GOAL
Filter the records for lines holding the string "bisa".

----

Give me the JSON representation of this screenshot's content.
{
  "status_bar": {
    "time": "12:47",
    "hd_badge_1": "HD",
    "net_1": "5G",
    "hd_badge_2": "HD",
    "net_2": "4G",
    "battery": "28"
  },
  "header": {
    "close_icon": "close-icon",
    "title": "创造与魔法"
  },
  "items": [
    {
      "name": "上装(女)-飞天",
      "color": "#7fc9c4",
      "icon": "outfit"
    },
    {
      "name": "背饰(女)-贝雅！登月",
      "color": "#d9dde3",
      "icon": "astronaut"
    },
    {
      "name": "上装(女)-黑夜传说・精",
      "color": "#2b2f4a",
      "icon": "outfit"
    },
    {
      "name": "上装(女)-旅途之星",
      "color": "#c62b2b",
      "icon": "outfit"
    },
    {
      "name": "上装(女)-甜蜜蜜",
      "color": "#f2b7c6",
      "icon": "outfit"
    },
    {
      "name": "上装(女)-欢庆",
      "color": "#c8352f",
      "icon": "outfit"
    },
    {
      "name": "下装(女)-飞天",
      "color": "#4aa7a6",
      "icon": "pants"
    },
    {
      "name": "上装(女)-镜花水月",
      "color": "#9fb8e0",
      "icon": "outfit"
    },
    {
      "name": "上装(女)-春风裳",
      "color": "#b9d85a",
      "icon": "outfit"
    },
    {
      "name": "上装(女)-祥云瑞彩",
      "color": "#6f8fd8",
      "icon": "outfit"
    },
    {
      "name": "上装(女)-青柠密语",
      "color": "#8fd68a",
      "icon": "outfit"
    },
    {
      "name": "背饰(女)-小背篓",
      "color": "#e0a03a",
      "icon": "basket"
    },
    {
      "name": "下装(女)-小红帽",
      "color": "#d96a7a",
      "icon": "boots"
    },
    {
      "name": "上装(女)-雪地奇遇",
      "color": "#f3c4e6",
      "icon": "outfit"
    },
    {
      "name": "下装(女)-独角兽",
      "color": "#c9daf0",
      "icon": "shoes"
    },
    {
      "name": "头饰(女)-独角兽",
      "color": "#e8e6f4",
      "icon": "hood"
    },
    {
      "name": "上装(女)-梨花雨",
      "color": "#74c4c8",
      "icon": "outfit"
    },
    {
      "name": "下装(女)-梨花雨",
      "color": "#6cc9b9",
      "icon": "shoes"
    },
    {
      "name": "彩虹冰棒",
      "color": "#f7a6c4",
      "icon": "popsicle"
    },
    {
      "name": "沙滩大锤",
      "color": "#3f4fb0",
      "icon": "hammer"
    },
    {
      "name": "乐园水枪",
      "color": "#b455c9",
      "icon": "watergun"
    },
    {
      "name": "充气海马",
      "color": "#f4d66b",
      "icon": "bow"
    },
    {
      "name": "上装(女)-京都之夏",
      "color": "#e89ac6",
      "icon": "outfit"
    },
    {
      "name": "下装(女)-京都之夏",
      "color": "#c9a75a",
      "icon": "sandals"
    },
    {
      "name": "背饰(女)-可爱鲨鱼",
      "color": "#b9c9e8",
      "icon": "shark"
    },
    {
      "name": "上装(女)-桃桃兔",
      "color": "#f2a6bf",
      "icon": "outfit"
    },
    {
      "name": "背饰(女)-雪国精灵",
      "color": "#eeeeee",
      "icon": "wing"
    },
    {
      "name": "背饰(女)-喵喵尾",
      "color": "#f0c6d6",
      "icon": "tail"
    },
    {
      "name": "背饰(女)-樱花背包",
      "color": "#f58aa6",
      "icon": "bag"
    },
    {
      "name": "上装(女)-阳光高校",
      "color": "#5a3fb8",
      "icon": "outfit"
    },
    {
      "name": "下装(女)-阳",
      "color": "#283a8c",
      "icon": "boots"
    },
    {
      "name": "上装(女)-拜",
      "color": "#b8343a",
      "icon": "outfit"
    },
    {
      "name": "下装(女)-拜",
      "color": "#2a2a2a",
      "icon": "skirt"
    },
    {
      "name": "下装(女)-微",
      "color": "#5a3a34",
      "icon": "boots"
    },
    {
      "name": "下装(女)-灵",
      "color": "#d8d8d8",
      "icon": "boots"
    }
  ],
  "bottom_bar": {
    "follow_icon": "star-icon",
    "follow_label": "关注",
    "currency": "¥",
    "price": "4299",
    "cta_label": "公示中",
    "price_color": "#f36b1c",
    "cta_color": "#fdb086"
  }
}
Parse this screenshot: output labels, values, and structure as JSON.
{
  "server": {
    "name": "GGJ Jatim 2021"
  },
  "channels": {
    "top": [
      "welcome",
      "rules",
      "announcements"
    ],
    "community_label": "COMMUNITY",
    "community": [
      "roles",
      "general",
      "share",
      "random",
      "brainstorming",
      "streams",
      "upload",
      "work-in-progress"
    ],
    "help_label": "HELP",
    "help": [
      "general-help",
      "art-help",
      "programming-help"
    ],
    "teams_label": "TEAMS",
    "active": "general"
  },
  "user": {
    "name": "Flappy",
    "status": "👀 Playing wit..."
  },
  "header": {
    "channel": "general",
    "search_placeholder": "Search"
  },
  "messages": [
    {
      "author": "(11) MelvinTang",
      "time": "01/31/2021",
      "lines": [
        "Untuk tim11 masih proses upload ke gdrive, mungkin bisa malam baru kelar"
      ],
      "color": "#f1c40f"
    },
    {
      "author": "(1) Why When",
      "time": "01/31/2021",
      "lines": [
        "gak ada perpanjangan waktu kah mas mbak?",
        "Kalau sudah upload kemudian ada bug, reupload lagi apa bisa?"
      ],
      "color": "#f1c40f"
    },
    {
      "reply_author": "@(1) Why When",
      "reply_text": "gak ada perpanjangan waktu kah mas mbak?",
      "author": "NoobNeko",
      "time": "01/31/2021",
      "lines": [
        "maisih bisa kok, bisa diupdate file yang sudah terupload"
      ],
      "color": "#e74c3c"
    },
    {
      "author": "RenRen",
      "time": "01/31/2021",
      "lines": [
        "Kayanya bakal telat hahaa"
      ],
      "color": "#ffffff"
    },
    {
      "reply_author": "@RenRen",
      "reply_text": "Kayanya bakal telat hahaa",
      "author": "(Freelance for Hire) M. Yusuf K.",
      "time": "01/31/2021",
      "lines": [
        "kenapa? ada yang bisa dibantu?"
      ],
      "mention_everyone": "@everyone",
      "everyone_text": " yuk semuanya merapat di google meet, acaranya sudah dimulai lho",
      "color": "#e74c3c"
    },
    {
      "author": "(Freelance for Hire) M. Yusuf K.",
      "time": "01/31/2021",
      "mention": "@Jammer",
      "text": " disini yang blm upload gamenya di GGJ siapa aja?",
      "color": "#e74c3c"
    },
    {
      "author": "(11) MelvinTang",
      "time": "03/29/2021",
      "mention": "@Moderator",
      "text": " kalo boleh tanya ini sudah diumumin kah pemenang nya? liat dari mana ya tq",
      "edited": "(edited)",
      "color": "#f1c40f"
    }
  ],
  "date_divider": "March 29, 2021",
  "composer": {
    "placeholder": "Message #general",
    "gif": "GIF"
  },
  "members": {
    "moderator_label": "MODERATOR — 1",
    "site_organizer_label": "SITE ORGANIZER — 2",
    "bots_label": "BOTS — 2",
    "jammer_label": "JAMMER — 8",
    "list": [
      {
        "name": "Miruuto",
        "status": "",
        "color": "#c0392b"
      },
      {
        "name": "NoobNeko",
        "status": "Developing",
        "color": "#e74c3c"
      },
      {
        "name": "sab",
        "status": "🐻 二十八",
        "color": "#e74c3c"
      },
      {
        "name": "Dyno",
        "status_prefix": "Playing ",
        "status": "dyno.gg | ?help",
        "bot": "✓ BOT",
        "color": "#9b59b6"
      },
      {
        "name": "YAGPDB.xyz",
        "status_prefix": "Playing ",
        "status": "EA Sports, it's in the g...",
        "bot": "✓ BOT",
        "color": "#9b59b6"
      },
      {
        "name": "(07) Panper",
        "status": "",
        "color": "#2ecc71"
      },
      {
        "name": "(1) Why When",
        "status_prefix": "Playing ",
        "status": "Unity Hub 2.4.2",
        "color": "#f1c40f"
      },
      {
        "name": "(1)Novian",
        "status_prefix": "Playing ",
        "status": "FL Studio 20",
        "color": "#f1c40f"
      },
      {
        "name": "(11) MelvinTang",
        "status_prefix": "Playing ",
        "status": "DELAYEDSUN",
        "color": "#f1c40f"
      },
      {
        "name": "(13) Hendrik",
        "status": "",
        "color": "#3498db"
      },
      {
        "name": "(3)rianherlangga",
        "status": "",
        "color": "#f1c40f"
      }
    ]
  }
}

----

RESULT FOR THIS TASK
        "Untuk tim11 masih proses upload ke gdrive, mungkin bisa malam baru kelar"
        "Kalau sudah upload kemudian ada bug, reupload lagi apa bisa?"
        "maisih bisa kok, bisa diupdate file yang sudah terupload"
        "kenapa? ada yang bisa dibantu?"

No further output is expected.